— START OF Raw records —

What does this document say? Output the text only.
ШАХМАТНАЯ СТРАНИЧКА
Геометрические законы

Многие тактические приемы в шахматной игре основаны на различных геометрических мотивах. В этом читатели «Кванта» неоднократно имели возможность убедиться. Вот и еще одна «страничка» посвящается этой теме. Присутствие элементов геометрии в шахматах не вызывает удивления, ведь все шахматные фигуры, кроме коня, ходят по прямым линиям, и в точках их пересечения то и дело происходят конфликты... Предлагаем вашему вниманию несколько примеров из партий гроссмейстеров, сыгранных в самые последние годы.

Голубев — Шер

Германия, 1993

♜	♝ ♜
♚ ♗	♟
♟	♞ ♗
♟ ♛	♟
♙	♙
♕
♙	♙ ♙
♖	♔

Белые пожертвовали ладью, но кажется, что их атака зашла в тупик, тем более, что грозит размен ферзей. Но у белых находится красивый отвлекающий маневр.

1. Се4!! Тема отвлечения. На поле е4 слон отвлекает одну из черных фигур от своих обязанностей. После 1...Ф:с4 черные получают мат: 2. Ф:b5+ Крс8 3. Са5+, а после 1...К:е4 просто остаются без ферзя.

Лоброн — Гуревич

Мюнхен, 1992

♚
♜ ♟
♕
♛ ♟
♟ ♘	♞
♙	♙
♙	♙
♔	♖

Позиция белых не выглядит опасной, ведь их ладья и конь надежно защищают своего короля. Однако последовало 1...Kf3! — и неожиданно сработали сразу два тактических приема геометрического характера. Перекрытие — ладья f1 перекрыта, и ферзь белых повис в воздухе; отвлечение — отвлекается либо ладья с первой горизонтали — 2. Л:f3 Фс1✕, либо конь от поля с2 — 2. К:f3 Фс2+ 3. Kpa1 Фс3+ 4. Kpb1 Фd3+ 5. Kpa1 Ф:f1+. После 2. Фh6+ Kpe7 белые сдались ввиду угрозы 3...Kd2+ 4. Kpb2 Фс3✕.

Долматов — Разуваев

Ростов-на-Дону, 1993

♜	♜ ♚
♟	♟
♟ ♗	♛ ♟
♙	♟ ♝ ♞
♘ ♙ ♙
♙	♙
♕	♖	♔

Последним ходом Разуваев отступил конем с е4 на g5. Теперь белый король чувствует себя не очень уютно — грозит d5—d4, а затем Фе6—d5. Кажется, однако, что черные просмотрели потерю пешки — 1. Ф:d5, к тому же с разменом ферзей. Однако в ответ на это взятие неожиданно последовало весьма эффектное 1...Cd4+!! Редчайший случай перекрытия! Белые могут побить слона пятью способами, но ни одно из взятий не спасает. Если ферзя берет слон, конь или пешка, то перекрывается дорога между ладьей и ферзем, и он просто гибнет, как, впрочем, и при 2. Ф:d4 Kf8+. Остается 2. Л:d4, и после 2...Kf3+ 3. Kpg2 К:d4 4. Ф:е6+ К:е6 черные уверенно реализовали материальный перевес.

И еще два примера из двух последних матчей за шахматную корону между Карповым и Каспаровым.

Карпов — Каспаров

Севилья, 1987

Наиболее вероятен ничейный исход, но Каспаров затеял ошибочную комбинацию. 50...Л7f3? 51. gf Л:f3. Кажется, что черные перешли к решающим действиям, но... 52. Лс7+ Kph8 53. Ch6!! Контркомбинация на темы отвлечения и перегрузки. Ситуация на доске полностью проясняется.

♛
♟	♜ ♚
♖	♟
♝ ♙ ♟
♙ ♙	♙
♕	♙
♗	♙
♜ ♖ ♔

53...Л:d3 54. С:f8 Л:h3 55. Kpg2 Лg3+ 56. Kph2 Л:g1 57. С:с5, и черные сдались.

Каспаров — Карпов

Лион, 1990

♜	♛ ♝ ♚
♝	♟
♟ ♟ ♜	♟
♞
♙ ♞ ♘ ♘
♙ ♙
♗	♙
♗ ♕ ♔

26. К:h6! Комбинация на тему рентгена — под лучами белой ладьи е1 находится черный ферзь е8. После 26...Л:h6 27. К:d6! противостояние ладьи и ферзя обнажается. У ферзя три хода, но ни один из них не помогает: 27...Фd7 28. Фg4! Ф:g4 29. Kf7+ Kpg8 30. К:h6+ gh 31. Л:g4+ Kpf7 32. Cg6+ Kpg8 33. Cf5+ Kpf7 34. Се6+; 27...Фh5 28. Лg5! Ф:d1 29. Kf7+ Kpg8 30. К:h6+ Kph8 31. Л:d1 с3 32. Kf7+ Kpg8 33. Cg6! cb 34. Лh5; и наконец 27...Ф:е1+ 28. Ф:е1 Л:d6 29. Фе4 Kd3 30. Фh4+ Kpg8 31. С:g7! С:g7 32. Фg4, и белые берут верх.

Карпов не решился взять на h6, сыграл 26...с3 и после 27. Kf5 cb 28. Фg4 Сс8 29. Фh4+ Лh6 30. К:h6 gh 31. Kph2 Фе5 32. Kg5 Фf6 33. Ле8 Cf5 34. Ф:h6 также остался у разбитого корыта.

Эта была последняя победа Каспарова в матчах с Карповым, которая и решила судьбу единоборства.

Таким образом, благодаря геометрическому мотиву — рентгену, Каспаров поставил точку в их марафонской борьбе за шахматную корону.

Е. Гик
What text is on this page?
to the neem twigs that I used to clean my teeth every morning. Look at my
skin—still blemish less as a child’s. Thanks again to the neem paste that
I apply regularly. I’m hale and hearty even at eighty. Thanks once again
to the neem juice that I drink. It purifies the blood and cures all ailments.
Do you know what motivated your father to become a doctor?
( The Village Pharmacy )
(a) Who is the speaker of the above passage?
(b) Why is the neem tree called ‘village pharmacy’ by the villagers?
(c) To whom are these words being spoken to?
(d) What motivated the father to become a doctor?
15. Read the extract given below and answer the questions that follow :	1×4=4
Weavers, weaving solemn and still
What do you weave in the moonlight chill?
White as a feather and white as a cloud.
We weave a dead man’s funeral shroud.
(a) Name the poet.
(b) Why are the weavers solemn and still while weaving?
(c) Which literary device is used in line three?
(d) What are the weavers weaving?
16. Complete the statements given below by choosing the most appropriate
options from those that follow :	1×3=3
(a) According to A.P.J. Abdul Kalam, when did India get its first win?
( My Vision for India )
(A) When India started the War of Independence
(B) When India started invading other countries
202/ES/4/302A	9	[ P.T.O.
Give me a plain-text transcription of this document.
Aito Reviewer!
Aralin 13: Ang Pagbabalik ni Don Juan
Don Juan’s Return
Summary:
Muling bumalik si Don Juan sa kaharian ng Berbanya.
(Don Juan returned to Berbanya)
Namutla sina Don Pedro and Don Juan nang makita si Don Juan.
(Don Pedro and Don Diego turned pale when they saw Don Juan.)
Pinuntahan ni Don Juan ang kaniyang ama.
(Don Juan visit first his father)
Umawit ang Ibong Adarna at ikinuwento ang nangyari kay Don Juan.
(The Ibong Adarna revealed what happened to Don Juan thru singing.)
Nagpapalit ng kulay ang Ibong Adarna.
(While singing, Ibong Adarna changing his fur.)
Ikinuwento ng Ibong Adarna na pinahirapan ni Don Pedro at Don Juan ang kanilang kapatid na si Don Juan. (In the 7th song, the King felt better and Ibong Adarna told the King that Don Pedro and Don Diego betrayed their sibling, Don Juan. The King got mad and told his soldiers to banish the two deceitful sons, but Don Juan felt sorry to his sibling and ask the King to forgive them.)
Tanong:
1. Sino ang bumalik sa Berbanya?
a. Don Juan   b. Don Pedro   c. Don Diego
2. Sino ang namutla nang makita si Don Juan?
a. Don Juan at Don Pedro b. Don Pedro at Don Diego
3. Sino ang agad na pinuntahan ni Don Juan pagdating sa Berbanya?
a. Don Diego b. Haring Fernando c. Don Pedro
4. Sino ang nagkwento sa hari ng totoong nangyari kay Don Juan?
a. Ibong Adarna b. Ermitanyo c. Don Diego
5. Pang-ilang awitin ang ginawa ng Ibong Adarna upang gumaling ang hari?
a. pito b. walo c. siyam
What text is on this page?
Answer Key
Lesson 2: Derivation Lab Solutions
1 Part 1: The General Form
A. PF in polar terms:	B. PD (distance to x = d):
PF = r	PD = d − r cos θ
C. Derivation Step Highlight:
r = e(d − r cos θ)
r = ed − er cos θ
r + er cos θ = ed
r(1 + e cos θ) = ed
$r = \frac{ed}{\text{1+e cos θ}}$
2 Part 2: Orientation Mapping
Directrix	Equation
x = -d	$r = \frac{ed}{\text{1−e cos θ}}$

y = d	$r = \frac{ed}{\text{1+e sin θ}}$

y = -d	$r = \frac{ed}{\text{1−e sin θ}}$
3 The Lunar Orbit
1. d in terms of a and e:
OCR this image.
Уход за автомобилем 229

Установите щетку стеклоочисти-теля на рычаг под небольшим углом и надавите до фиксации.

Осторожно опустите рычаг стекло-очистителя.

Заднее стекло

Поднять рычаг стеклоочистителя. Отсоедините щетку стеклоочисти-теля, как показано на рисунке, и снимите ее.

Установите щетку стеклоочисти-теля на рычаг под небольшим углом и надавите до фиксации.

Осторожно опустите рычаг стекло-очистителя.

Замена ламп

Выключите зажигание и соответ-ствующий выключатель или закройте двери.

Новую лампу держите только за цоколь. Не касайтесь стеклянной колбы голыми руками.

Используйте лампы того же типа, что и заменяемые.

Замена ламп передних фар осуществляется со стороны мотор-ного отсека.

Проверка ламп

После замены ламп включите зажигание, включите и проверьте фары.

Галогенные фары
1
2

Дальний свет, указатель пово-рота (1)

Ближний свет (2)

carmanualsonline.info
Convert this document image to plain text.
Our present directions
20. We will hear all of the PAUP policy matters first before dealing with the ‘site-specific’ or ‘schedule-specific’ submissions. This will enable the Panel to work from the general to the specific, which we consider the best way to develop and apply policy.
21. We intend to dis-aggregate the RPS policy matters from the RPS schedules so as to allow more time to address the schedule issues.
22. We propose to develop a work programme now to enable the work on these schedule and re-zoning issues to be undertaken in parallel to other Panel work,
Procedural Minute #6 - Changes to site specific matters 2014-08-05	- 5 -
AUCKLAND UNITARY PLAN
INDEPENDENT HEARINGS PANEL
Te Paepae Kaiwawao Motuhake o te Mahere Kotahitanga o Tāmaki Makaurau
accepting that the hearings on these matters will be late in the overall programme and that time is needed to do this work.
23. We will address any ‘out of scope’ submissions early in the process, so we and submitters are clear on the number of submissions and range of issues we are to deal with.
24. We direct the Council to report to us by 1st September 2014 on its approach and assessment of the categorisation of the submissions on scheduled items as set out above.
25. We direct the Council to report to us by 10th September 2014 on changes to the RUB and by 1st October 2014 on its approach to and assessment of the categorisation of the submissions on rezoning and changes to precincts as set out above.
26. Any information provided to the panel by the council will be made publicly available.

— END OF Raw records —

● **Given task**
Quote exactly and only the lines from the one holding "Convert this document image to plain text." through the end of the data.

● **Solution for this task**
Convert this document image to plain text.
Our present directions
20. We will hear all of the PAUP policy matters first before dealing with the ‘site-specific’ or ‘schedule-specific’ submissions. This will enable the Panel to work from the general to the specific, which we consider the best way to develop and apply policy.
21. We intend to dis-aggregate the RPS policy matters from the RPS schedules so as to allow more time to address the schedule issues.
22. We propose to develop a work programme now to enable the work on these schedule and re-zoning issues to be undertaken in parallel to other Panel work,
Procedural Minute #6 - Changes to site specific matters 2014-08-05	- 5 -
AUCKLAND UNITARY PLAN
INDEPENDENT HEARINGS PANEL
Te Paepae Kaiwawao Motuhake o te Mahere Kotahitanga o Tāmaki Makaurau
accepting that the hearings on these matters will be late in the overall programme and that time is needed to do this work.
23. We will address any ‘out of scope’ submissions early in the process, so we and submitters are clear on the number of submissions and range of issues we are to deal with.
24. We direct the Council to report to us by 1st September 2014 on its approach and assessment of the categorisation of the submissions on scheduled items as set out above.
25. We direct the Council to report to us by 10th September 2014 on changes to the RUB and by 1st October 2014 on its approach to and assessment of the categorisation of the submissions on rezoning and changes to precincts as set out above.
26. Any information provided to the panel by the council will be made publicly available.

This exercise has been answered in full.